**Exercise aim:**
Locate the lines that hold the string "przewód". Copy every such line.

**Dataset records:**
[start]

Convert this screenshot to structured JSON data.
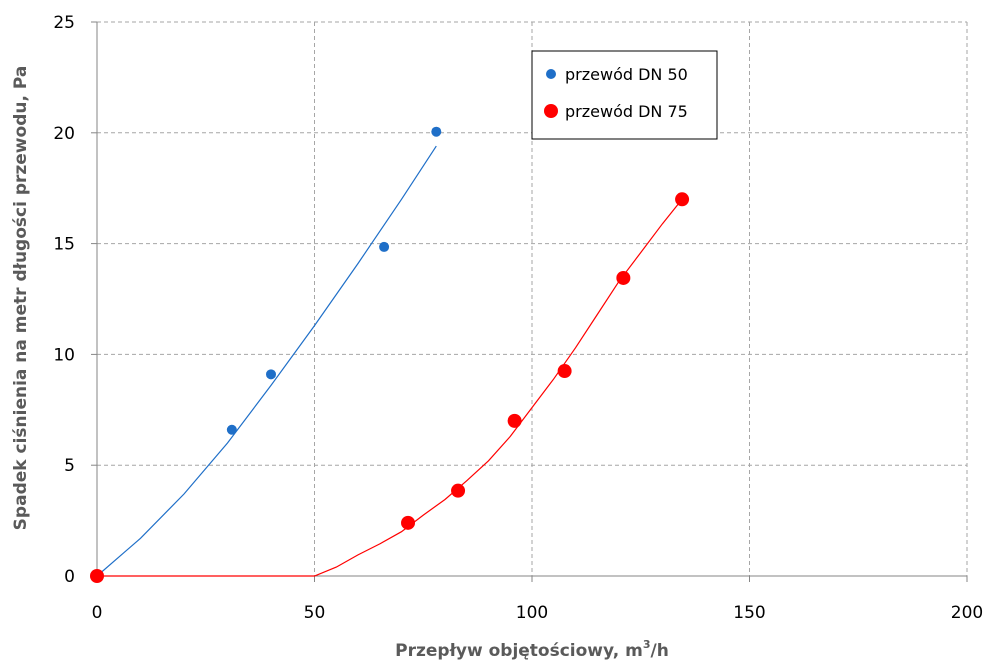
{
  "chart_data": {
    "type": "scatter",
    "xlabel_main": "Przepływ objętościowy, m",
    "xlabel_sup": "3",
    "xlabel_tail": "/h",
    "ylabel": "Spadek ciśnienia na metr długości przewodu, Pa",
    "xlim": [
      0,
      200
    ],
    "ylim": [
      0,
      25
    ],
    "x_ticks": [
      0,
      50,
      100,
      150,
      200
    ],
    "y_ticks": [
      0,
      5,
      10,
      15,
      20,
      25
    ],
    "grid": true,
    "legend_position": "top-right",
    "series": [
      {
        "name": "przewód DN 50",
        "color": "#1f6fc8",
        "marker": "small-circle",
        "points": [
          [
            0,
            0
          ],
          [
            31,
            6.6
          ],
          [
            40,
            9.1
          ],
          [
            66,
            14.85
          ],
          [
            78,
            20.05
          ]
        ],
        "trendline": [
          [
            0,
            0
          ],
          [
            10,
            1.7
          ],
          [
            20,
            3.7
          ],
          [
            30,
            6.0
          ],
          [
            40,
            8.6
          ],
          [
            50,
            11.3
          ],
          [
            60,
            14.1
          ],
          [
            70,
            17.0
          ],
          [
            78,
            19.4
          ]
        ]
      },
      {
        "name": "przewód DN 75",
        "color": "#ff0000",
        "marker": "large-circle",
        "points": [
          [
            0,
            0
          ],
          [
            71.5,
            2.4
          ],
          [
            83,
            3.85
          ],
          [
            96,
            7.0
          ],
          [
            107.5,
            9.25
          ],
          [
            121,
            13.45
          ],
          [
            134.5,
            17.0
          ]
        ],
        "trendline": [
          [
            0,
            0
          ],
          [
            50,
            0
          ],
          [
            55,
            0.4
          ],
          [
            60,
            0.95
          ],
          [
            65,
            1.45
          ],
          [
            70,
            2.0
          ],
          [
            75,
            2.75
          ],
          [
            80,
            3.45
          ],
          [
            85,
            4.3
          ],
          [
            90,
            5.2
          ],
          [
            95,
            6.3
          ],
          [
            100,
            7.6
          ],
          [
            105,
            8.9
          ],
          [
            110,
            10.3
          ],
          [
            115,
            11.8
          ],
          [
            120,
            13.3
          ],
          [
            125,
            14.6
          ],
          [
            130,
            15.9
          ],
          [
            134.5,
            17.0
          ]
        ]
      }
    ]
  }
}
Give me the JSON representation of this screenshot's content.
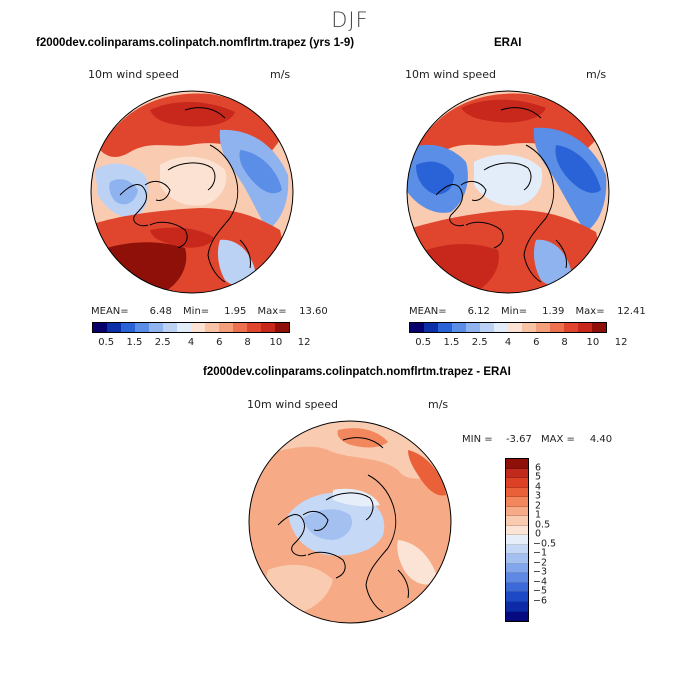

[end]

**Exercise solution:**
        "name": "przewód DN 50",
        "name": "przewód DN 75",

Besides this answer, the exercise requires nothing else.